Exercise goal: Repeat all of the material below exactly as written, images excluded.

Data supplied:

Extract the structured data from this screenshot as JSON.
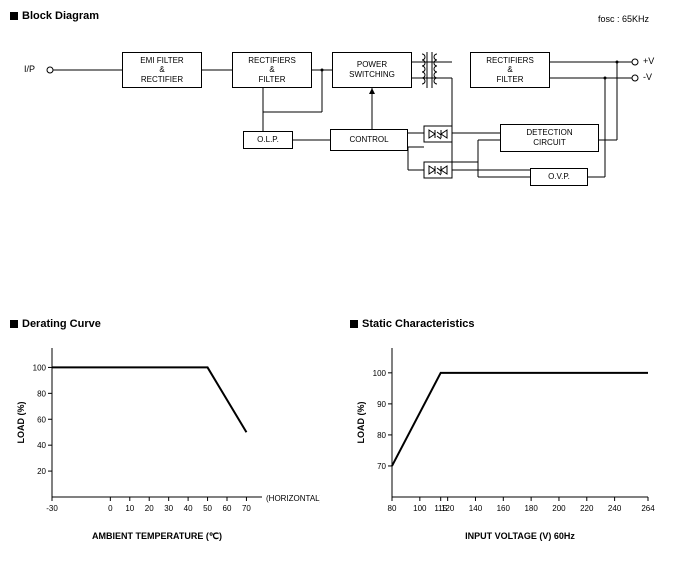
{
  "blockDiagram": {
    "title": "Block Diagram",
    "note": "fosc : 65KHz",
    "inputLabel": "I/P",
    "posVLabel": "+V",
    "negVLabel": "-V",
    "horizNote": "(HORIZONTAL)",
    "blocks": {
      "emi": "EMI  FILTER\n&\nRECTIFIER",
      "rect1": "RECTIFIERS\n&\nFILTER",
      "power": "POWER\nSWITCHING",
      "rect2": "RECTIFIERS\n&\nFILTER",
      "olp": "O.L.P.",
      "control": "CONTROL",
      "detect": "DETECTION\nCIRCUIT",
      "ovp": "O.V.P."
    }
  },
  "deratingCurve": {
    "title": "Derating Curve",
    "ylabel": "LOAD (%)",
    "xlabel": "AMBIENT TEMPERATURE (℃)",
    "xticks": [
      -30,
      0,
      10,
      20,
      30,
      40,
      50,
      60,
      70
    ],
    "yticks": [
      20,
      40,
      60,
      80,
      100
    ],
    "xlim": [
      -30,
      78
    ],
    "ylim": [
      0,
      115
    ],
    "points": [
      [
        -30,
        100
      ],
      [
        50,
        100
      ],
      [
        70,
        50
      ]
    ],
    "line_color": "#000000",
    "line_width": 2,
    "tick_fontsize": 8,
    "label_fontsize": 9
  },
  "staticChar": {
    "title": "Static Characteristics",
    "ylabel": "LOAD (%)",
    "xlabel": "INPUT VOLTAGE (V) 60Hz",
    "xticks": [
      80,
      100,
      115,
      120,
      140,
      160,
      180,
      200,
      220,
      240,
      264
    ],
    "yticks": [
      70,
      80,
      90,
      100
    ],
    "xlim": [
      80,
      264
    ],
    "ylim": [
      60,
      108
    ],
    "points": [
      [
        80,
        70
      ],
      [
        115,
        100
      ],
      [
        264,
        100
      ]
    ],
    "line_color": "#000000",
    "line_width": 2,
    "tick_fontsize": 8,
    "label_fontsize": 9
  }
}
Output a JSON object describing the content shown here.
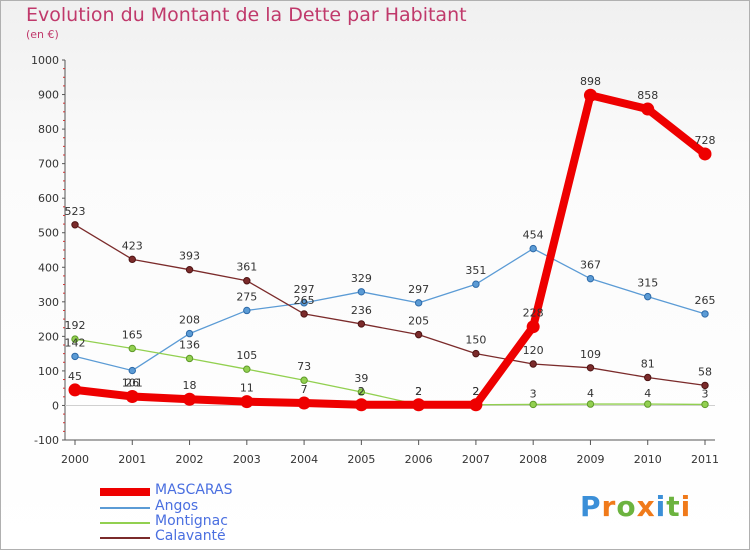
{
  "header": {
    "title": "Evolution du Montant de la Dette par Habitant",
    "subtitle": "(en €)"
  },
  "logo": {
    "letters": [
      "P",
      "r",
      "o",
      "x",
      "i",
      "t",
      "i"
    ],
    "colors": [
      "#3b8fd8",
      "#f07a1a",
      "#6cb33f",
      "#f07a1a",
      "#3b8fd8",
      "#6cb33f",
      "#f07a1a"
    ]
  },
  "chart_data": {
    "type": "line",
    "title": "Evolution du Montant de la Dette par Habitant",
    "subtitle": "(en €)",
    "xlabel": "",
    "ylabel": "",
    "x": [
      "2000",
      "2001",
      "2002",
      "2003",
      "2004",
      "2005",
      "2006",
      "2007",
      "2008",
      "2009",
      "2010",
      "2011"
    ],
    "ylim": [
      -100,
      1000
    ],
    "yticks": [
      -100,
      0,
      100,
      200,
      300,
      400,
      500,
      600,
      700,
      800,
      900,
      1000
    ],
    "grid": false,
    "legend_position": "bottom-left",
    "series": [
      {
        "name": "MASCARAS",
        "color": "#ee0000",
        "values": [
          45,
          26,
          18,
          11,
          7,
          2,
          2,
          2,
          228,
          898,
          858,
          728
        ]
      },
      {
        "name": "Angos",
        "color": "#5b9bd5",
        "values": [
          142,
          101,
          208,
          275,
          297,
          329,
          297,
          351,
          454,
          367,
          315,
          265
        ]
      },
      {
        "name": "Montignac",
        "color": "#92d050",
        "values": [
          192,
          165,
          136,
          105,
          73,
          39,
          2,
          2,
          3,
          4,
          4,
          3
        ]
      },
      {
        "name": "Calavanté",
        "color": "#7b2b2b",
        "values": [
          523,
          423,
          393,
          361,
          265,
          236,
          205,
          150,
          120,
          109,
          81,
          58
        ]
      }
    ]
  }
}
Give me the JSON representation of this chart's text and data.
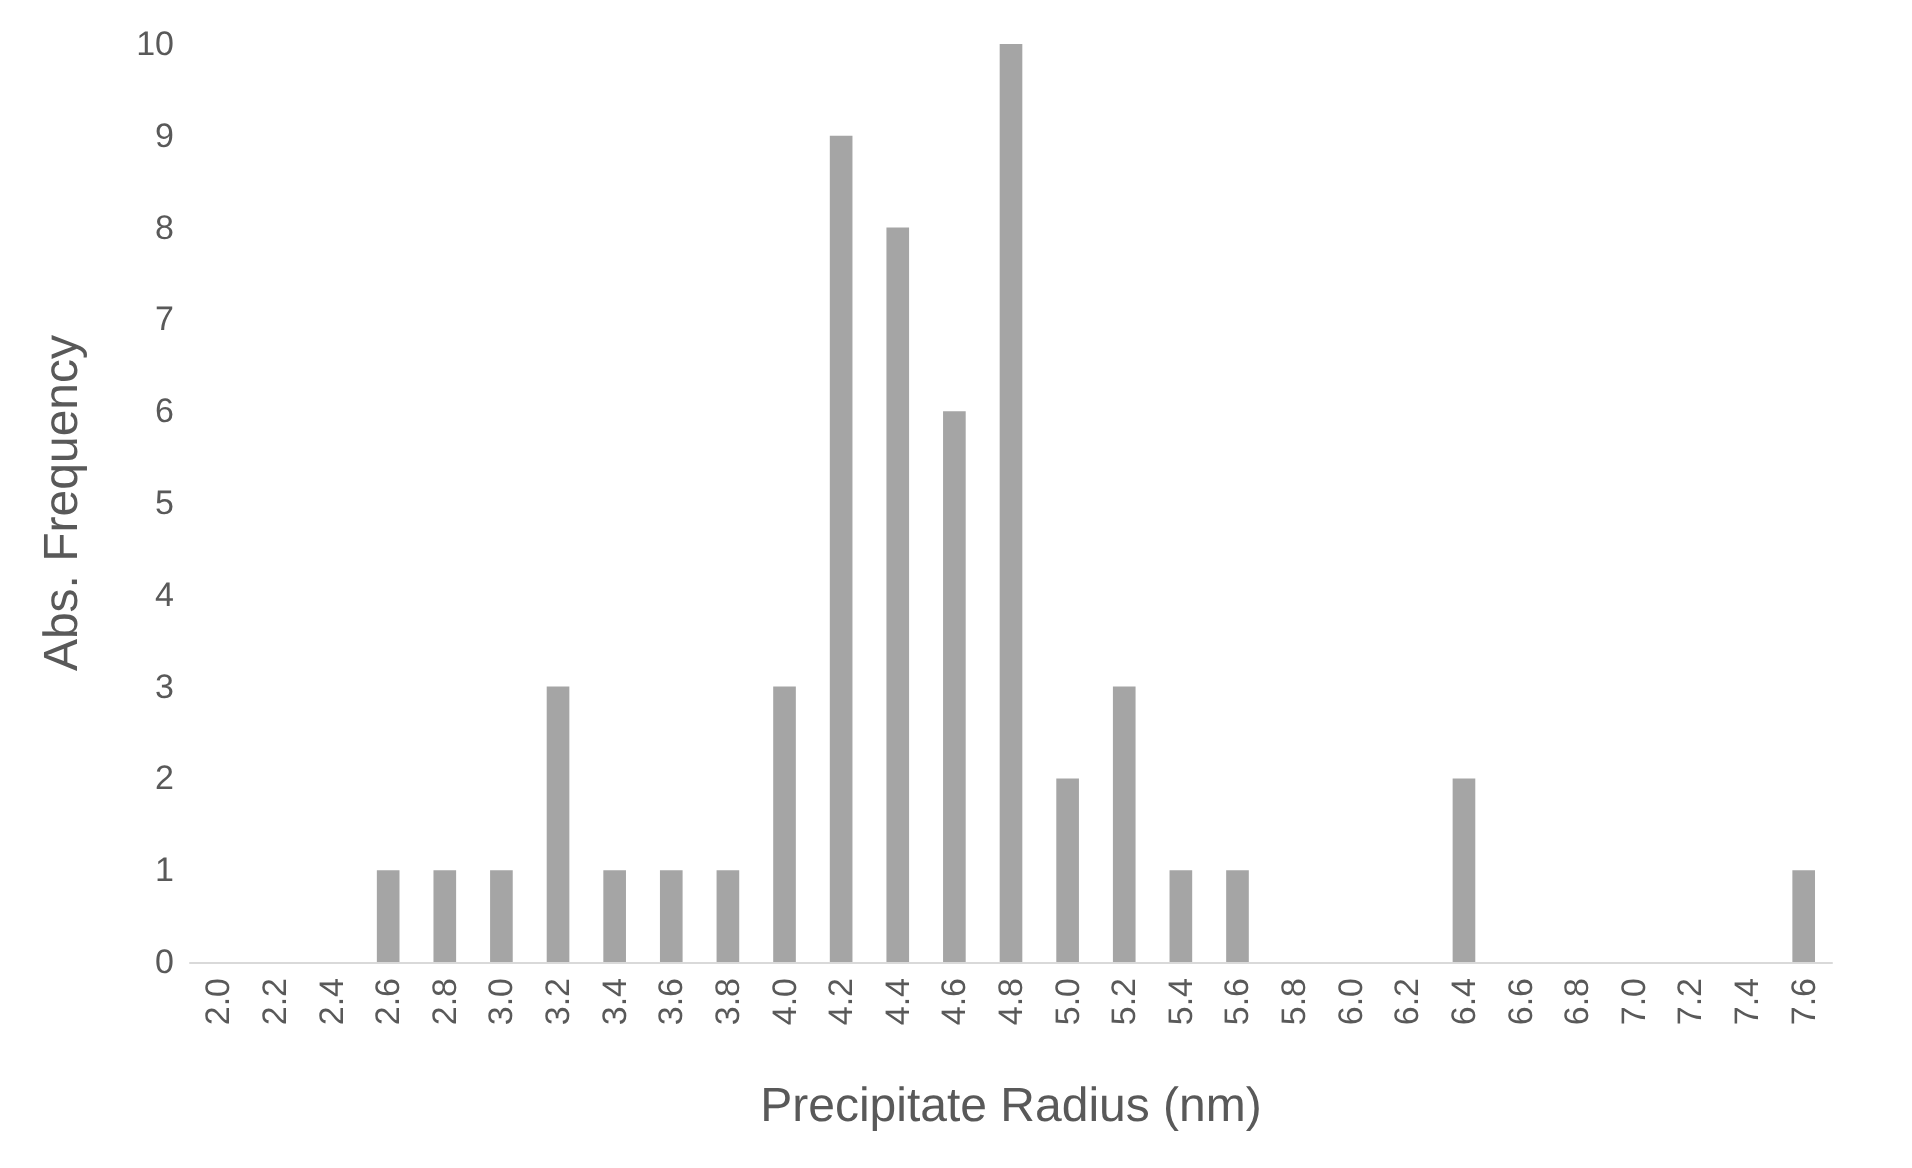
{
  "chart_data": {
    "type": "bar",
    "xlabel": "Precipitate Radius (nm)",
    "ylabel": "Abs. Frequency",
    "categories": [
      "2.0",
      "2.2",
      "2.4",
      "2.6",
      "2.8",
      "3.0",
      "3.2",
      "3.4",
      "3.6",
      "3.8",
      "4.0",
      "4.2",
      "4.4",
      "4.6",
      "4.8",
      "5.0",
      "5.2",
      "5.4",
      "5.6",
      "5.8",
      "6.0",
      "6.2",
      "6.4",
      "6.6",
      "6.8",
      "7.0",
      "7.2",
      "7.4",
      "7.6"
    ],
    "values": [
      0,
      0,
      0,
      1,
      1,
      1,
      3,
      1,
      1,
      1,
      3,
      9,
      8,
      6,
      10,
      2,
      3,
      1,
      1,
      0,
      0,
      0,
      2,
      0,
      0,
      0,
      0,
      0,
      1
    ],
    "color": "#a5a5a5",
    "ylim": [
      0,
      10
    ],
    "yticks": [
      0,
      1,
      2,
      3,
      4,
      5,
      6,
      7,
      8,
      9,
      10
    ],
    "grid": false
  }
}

Answer below:
Extract the structured data from this screenshot as JSON.
{
  "blockDiagram": {
    "title": "Block Diagram",
    "note": "fosc : 65KHz",
    "inputLabel": "I/P",
    "posVLabel": "+V",
    "negVLabel": "-V",
    "horizNote": "(HORIZONTAL)",
    "blocks": {
      "emi": "EMI  FILTER\n&\nRECTIFIER",
      "rect1": "RECTIFIERS\n&\nFILTER",
      "power": "POWER\nSWITCHING",
      "rect2": "RECTIFIERS\n&\nFILTER",
      "olp": "O.L.P.",
      "control": "CONTROL",
      "detect": "DETECTION\nCIRCUIT",
      "ovp": "O.V.P."
    }
  },
  "deratingCurve": {
    "title": "Derating Curve",
    "ylabel": "LOAD (%)",
    "xlabel": "AMBIENT TEMPERATURE (℃)",
    "xticks": [
      -30,
      0,
      10,
      20,
      30,
      40,
      50,
      60,
      70
    ],
    "yticks": [
      20,
      40,
      60,
      80,
      100
    ],
    "xlim": [
      -30,
      78
    ],
    "ylim": [
      0,
      115
    ],
    "points": [
      [
        -30,
        100
      ],
      [
        50,
        100
      ],
      [
        70,
        50
      ]
    ],
    "line_color": "#000000",
    "line_width": 2,
    "tick_fontsize": 8,
    "label_fontsize": 9
  },
  "staticChar": {
    "title": "Static Characteristics",
    "ylabel": "LOAD (%)",
    "xlabel": "INPUT VOLTAGE (V) 60Hz",
    "xticks": [
      80,
      100,
      115,
      120,
      140,
      160,
      180,
      200,
      220,
      240,
      264
    ],
    "yticks": [
      70,
      80,
      90,
      100
    ],
    "xlim": [
      80,
      264
    ],
    "ylim": [
      60,
      108
    ],
    "points": [
      [
        80,
        70
      ],
      [
        115,
        100
      ],
      [
        264,
        100
      ]
    ],
    "line_color": "#000000",
    "line_width": 2,
    "tick_fontsize": 8,
    "label_fontsize": 9
  }
}
Output a JSON object describing the content shown here.
{
  "header": {
    "title": "Evolution du Montant de la Dette par Habitant",
    "subtitle": "(en €)"
  },
  "logo": {
    "letters": [
      "P",
      "r",
      "o",
      "x",
      "i",
      "t",
      "i"
    ],
    "colors": [
      "#3b8fd8",
      "#f07a1a",
      "#6cb33f",
      "#f07a1a",
      "#3b8fd8",
      "#6cb33f",
      "#f07a1a"
    ]
  },
  "chart_data": {
    "type": "line",
    "title": "Evolution du Montant de la Dette par Habitant",
    "subtitle": "(en €)",
    "xlabel": "",
    "ylabel": "",
    "x": [
      "2000",
      "2001",
      "2002",
      "2003",
      "2004",
      "2005",
      "2006",
      "2007",
      "2008",
      "2009",
      "2010",
      "2011"
    ],
    "ylim": [
      -100,
      1000
    ],
    "yticks": [
      -100,
      0,
      100,
      200,
      300,
      400,
      500,
      600,
      700,
      800,
      900,
      1000
    ],
    "grid": false,
    "legend_position": "bottom-left",
    "series": [
      {
        "name": "MASCARAS",
        "color": "#ee0000",
        "values": [
          45,
          26,
          18,
          11,
          7,
          2,
          2,
          2,
          228,
          898,
          858,
          728
        ]
      },
      {
        "name": "Angos",
        "color": "#5b9bd5",
        "values": [
          142,
          101,
          208,
          275,
          297,
          329,
          297,
          351,
          454,
          367,
          315,
          265
        ]
      },
      {
        "name": "Montignac",
        "color": "#92d050",
        "values": [
          192,
          165,
          136,
          105,
          73,
          39,
          2,
          2,
          3,
          4,
          4,
          3
        ]
      },
      {
        "name": "Calavanté",
        "color": "#7b2b2b",
        "values": [
          523,
          423,
          393,
          361,
          265,
          236,
          205,
          150,
          120,
          109,
          81,
          58
        ]
      }
    ]
  }
}
Give me the JSON representation of this chart's text and data.
{
  "chart_data": {
    "type": "bar",
    "xlabel": "Precipitate Radius (nm)",
    "ylabel": "Abs. Frequency",
    "categories": [
      "2.0",
      "2.2",
      "2.4",
      "2.6",
      "2.8",
      "3.0",
      "3.2",
      "3.4",
      "3.6",
      "3.8",
      "4.0",
      "4.2",
      "4.4",
      "4.6",
      "4.8",
      "5.0",
      "5.2",
      "5.4",
      "5.6",
      "5.8",
      "6.0",
      "6.2",
      "6.4",
      "6.6",
      "6.8",
      "7.0",
      "7.2",
      "7.4",
      "7.6"
    ],
    "values": [
      0,
      0,
      0,
      1,
      1,
      1,
      3,
      1,
      1,
      1,
      3,
      9,
      8,
      6,
      10,
      2,
      3,
      1,
      1,
      0,
      0,
      0,
      2,
      0,
      0,
      0,
      0,
      0,
      1
    ],
    "color": "#a5a5a5",
    "ylim": [
      0,
      10
    ],
    "yticks": [
      0,
      1,
      2,
      3,
      4,
      5,
      6,
      7,
      8,
      9,
      10
    ],
    "grid": false
  }
}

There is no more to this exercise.